**PROVIDED INFORMATION**

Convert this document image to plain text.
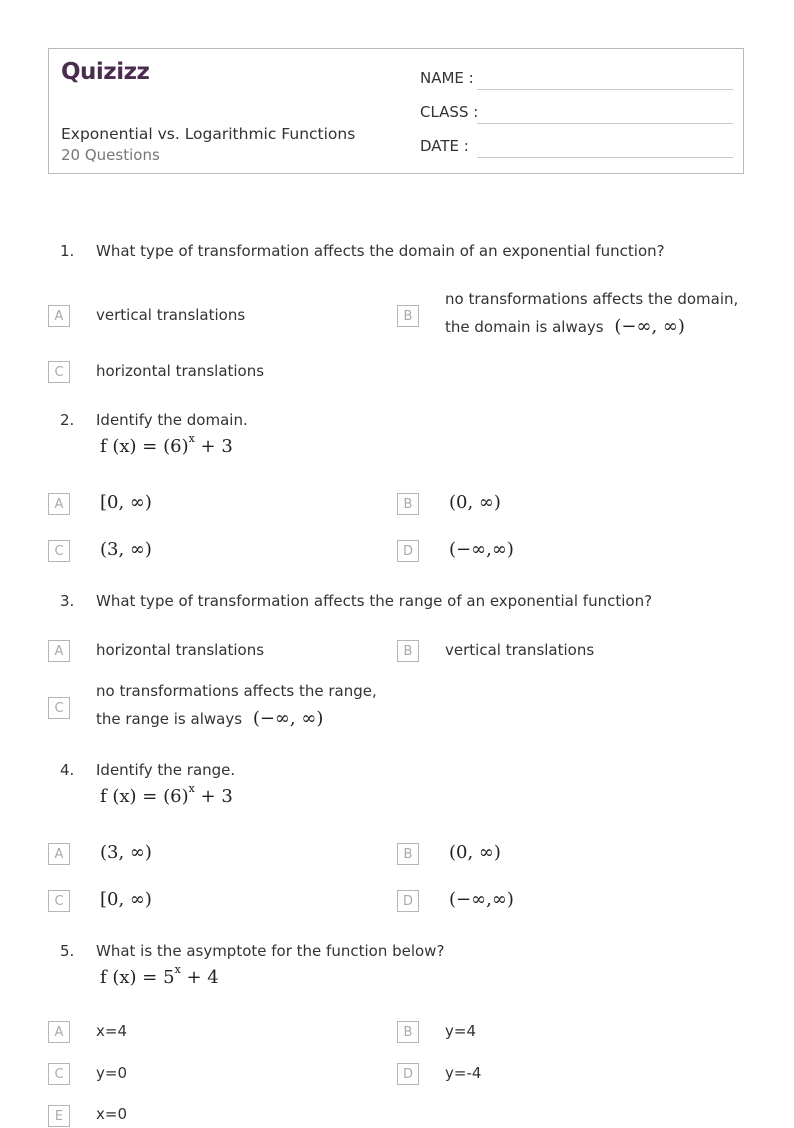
Quizizz
Exponential vs. Logarithmic Functions
20 Questions
NAME :
CLASS :
DATE :
1. What type of transformation affects the domain of an exponential function?
A	vertical translations	B
no transformations affects the domain,
the domain is always (−∞, ∞)
C	horizontal translations
2. Identify the domain.
f $(x) = (6)^x + 3$
A	[0, ∞)	B	(0, ∞)
C	(3, ∞)	D	(−∞,∞)
3. What type of transformation affects the range of an exponential function?
A	horizontal translations	B	vertical translations
C
no transformations affects the range,
the range is always (−∞, ∞)
4. Identify the range.
f $(x) = (6)^x + 3$
A	(3, ∞)	B	(0, ∞)
C	[0, ∞)	D	(−∞,∞)
5. What is the asymptote for the function below?
f $(x) = 5^x + 4$
A	x=4	B	y=4
C	y=0	D	y=-4
E	x=0
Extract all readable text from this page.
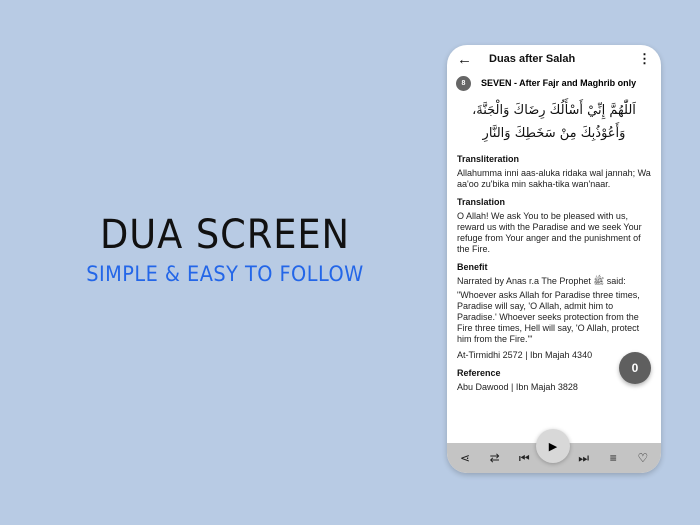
DUA SCREEN
SIMPLE & EASY TO FOLLOW
←	Duas after Salah	⋮
8	SEVEN - After Fajr and Maghrib only
اَللّٰهُمَّ إِنِّيْ أَسْأَلُكَ رِضَاكَ وَالْجَنَّةَ،
وَأَعُوْذُبِكَ مِنْ سَخَطِكَ وَالنَّارِ
Transliteration

Allahumma inni aas-aluka ridaka wal jannah; Wa aa'oo zu'bika min sakha-tika wan'naar.

Translation

O Allah! We ask You to be pleased with us, reward us with the Paradise and we seek Your refuge from Your anger and the punishment of the Fire.

Benefit

Narrated by Anas r.a The Prophet ﷺ said:

"Whoever asks Allah for Paradise three times, Paradise will say, 'O Allah, admit him to Paradise.' Whoever seeks protection from the Fire three times, Hell will say, 'O Allah, protect him from the Fire.'"

0

At-Tirmidhi 2572 | Ibn Majah 4340

Reference

Abu Dawood | Ibn Majah 3828

⋖	⇄	⏮	⏭	≡	♡
▶
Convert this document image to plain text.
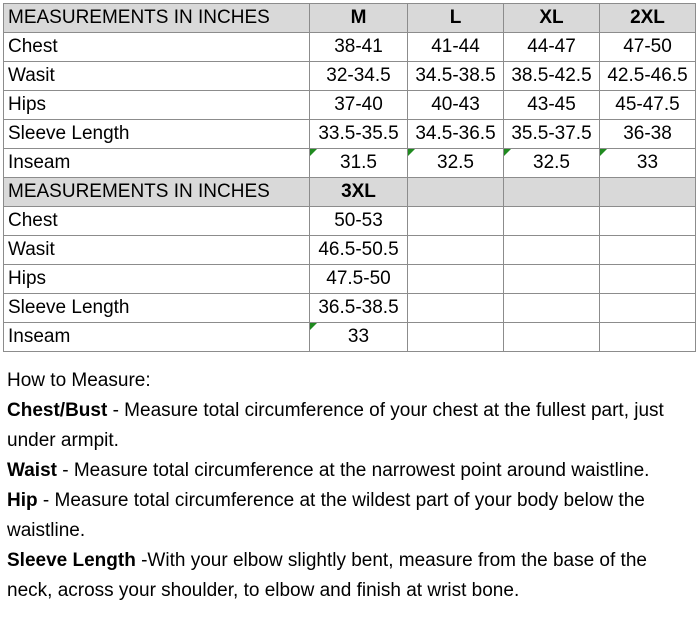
MEASUREMENTS IN INCHES	M	L	XL	2XL
Chest	38-41	41-44	44-47	47-50
Wasit	32-34.5	34.5-38.5	38.5-42.5	42.5-46.5
Hips	37-40	40-43	43-45	45-47.5
Sleeve Length	33.5-35.5	34.5-36.5	35.5-37.5	36-38
Inseam	31.5	32.5	32.5	33
MEASUREMENTS IN INCHES	3XL			
Chest	50-53			
Wasit	46.5-50.5			
Hips	47.5-50			
Sleeve Length	36.5-38.5			
Inseam	33			

How to Measure:

Chest/Bust - Measure total circumference of your chest at the fullest part, just under armpit.

Waist - Measure total circumference at the narrowest point around waistline.

Hip - Measure total circumference at the wildest part of your body below the waistline.

Sleeve Length -With your elbow slightly bent, measure from the base of the neck, across your shoulder, to elbow and finish at wrist bone.
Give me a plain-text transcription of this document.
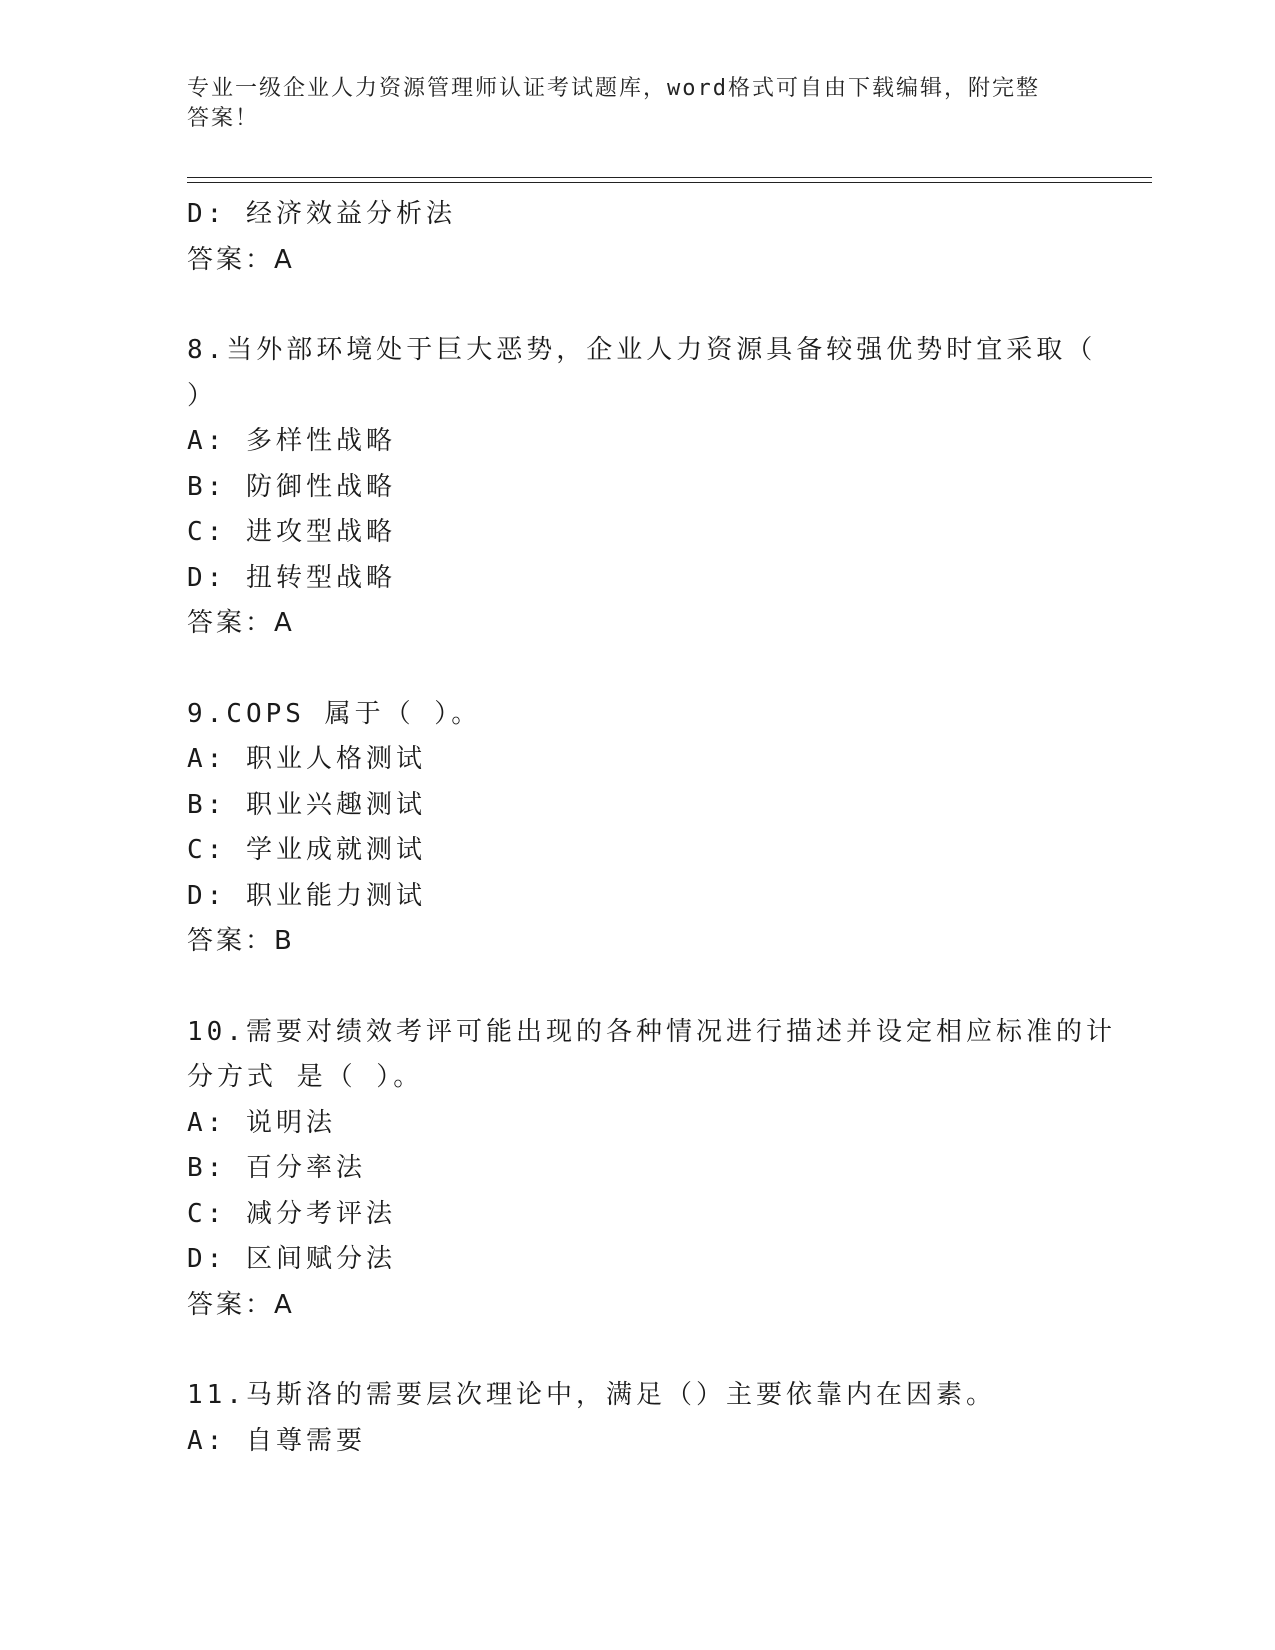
专业一级企业人力资源管理师认证考试题库，word格式可自由下载编辑，附完整
答案！
D: 经济效益分析法
答案：A
8.当外部环境处于巨大恶势，企业人力资源具备较强优势时宜采取（
）
A: 多样性战略
B: 防御性战略
C: 进攻型战略
D: 扭转型战略
答案：A
9.COPS 属于（ ）。
A: 职业人格测试
B: 职业兴趣测试
C: 学业成就测试
D: 职业能力测试
答案：B
10.需要对绩效考评可能出现的各种情况进行描述并设定相应标准的计
分方式 是（ ）。
A: 说明法
B: 百分率法
C: 减分考评法
D: 区间赋分法
答案：A
11.马斯洛的需要层次理论中，满足（）主要依靠内在因素。
A: 自尊需要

**REQUIREMENT**
Extract every line of the data exactly; pictures stay out.

**TASK RESULT**
Convert this document image to plain text.
Quizizz
Exponential vs. Logarithmic Functions
20 Questions
NAME :
CLASS :
DATE :
1. What type of transformation affects the domain of an exponential function?
A	vertical translations	B
no transformations affects the domain,
the domain is always (−∞, ∞)
C	horizontal translations
2. Identify the domain.
f $(x) = (6)^x + 3$
A	[0, ∞)	B	(0, ∞)
C	(3, ∞)	D	(−∞,∞)
3. What type of transformation affects the range of an exponential function?
A	horizontal translations	B	vertical translations
C
no transformations affects the range,
the range is always (−∞, ∞)
4. Identify the range.
f $(x) = (6)^x + 3$
A	(3, ∞)	B	(0, ∞)
C	[0, ∞)	D	(−∞,∞)
5. What is the asymptote for the function below?
f $(x) = 5^x + 4$
A	x=4	B	y=4
C	y=0	D	y=-4
E	x=0
Extract all readable text from this page.
DUA SCREEN
SIMPLE & EASY TO FOLLOW
←	Duas after Salah	⋮
8	SEVEN - After Fajr and Maghrib only
اَللّٰهُمَّ إِنِّيْ أَسْأَلُكَ رِضَاكَ وَالْجَنَّةَ،
وَأَعُوْذُبِكَ مِنْ سَخَطِكَ وَالنَّارِ
Transliteration

Allahumma inni aas-aluka ridaka wal jannah; Wa aa'oo zu'bika min sakha-tika wan'naar.

Translation

O Allah! We ask You to be pleased with us, reward us with the Paradise and we seek Your refuge from Your anger and the punishment of the Fire.

Benefit

Narrated by Anas r.a The Prophet ﷺ said:

"Whoever asks Allah for Paradise three times, Paradise will say, 'O Allah, admit him to Paradise.' Whoever seeks protection from the Fire three times, Hell will say, 'O Allah, protect him from the Fire.'"

0

At-Tirmidhi 2572 | Ibn Majah 4340

Reference

Abu Dawood | Ibn Majah 3828

⋖	⇄	⏮	⏭	≡	♡
▶
Convert this document image to plain text.
MEASUREMENTS IN INCHES	M	L	XL	2XL
Chest	38-41	41-44	44-47	47-50
Wasit	32-34.5	34.5-38.5	38.5-42.5	42.5-46.5
Hips	37-40	40-43	43-45	45-47.5
Sleeve Length	33.5-35.5	34.5-36.5	35.5-37.5	36-38
Inseam	31.5	32.5	32.5	33
MEASUREMENTS IN INCHES	3XL			
Chest	50-53			
Wasit	46.5-50.5			
Hips	47.5-50			
Sleeve Length	36.5-38.5			
Inseam	33			

How to Measure:

Chest/Bust - Measure total circumference of your chest at the fullest part, just under armpit.

Waist - Measure total circumference at the narrowest point around waistline.

Hip - Measure total circumference at the wildest part of your body below the waistline.

Sleeve Length -With your elbow slightly bent, measure from the base of the neck, across your shoulder, to elbow and finish at wrist bone.
Give me a plain-text transcription of this document.
专业一级企业人力资源管理师认证考试题库，word格式可自由下载编辑，附完整
答案！
D: 经济效益分析法
答案：A
8.当外部环境处于巨大恶势，企业人力资源具备较强优势时宜采取（
）
A: 多样性战略
B: 防御性战略
C: 进攻型战略
D: 扭转型战略
答案：A
9.COPS 属于（ ）。
A: 职业人格测试
B: 职业兴趣测试
C: 学业成就测试
D: 职业能力测试
答案：B
10.需要对绩效考评可能出现的各种情况进行描述并设定相应标准的计
分方式 是（ ）。
A: 说明法
B: 百分率法
C: 减分考评法
D: 区间赋分法
答案：A
11.马斯洛的需要层次理论中，满足（）主要依靠内在因素。
A: 自尊需要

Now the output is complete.